Records
------------------------------------

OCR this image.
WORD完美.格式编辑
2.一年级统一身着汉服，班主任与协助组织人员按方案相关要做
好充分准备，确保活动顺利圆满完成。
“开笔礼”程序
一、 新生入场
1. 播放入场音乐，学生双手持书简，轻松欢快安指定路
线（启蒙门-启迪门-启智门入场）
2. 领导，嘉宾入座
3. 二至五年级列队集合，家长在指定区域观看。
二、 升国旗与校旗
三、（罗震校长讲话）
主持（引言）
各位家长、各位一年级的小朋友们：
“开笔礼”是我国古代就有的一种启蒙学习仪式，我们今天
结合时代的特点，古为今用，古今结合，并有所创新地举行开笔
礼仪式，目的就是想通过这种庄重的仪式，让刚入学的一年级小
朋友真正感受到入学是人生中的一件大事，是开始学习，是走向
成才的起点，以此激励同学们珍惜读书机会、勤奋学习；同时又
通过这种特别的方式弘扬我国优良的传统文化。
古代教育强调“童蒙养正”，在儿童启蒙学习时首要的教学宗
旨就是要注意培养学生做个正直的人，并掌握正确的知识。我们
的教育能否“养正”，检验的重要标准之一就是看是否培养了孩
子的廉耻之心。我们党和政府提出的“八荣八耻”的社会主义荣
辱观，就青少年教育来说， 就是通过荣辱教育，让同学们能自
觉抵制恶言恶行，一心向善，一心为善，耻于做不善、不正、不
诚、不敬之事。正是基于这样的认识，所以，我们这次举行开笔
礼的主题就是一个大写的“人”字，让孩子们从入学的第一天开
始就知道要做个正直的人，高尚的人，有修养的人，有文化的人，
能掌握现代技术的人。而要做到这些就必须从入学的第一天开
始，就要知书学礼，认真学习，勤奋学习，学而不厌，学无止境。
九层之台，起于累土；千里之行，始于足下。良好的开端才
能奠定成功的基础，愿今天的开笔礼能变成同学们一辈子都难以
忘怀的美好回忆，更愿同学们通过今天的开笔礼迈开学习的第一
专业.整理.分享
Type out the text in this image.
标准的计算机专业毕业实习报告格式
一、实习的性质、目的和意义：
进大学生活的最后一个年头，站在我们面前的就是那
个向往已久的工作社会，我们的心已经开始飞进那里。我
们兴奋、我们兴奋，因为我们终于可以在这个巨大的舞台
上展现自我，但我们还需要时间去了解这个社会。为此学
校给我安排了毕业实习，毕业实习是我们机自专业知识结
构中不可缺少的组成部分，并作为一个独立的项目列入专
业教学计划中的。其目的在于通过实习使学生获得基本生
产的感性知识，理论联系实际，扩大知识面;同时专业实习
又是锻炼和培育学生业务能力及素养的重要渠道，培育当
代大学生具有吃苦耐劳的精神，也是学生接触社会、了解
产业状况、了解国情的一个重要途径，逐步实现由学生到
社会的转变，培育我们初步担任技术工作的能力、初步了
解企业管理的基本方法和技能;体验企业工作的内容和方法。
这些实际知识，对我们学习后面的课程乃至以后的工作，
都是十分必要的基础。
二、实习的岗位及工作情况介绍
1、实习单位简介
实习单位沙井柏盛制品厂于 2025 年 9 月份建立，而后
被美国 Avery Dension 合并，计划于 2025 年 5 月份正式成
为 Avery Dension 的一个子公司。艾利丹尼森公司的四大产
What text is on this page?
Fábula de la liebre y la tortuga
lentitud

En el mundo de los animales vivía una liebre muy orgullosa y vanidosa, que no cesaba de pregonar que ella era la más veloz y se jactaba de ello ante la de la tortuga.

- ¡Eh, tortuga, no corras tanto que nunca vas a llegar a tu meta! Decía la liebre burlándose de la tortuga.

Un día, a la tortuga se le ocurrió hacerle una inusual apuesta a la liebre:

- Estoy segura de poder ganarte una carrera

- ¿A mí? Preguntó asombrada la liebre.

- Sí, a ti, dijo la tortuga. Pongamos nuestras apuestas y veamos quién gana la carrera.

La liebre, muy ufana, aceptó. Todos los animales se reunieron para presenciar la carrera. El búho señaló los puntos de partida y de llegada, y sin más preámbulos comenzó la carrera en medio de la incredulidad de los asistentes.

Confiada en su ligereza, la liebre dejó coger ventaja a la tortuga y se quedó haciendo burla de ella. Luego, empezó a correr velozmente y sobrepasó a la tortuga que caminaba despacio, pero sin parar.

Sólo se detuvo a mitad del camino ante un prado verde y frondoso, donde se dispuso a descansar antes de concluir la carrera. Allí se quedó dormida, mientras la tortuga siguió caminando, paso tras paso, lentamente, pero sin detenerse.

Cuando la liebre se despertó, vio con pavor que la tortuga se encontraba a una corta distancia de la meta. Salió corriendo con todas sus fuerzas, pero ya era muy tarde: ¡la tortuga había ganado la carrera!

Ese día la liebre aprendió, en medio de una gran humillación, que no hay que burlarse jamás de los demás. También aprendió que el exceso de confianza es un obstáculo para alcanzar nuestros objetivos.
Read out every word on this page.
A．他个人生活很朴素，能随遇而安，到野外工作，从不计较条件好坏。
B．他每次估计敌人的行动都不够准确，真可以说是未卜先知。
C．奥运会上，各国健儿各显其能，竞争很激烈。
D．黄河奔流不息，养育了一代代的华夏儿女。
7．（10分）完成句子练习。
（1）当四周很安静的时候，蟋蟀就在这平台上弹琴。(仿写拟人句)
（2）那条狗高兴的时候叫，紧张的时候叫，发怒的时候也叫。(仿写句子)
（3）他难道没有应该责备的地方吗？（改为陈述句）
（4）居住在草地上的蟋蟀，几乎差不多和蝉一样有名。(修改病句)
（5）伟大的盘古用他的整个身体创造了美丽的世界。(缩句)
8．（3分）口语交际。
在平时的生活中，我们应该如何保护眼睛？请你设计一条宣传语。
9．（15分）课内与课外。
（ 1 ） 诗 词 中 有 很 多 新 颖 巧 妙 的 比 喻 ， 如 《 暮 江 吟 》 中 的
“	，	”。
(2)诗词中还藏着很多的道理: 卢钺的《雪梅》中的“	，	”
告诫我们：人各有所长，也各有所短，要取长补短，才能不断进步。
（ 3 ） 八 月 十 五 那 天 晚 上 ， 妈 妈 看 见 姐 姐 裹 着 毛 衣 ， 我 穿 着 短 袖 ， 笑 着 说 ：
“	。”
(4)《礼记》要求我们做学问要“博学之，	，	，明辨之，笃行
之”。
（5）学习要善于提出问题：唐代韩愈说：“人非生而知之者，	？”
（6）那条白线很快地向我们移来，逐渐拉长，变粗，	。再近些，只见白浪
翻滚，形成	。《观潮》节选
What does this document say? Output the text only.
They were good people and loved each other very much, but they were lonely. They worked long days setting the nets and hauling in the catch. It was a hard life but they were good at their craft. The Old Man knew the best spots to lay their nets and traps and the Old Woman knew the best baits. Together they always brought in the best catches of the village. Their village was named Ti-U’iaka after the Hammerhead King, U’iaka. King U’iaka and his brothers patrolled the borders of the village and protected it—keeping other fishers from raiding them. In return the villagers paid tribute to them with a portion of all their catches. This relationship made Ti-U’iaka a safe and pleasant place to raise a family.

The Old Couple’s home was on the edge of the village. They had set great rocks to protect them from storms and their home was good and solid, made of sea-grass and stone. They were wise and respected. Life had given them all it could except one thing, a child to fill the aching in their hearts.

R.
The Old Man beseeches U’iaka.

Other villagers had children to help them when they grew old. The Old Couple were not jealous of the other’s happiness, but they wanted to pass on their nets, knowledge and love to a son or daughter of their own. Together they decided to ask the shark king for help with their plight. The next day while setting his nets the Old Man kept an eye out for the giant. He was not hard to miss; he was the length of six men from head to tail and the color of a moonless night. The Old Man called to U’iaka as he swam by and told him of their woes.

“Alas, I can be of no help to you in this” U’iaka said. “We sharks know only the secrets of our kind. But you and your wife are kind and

------------------------------------

THE EXERCISE:
Report all lines of the data above that include the string "only".

ANSWER TO THE TASK:
What does this document say? Output the text only.
“Alas, I can be of no help to you in this” U’iaka said. “We sharks know only the secrets of our kind. But you and your wife are kind and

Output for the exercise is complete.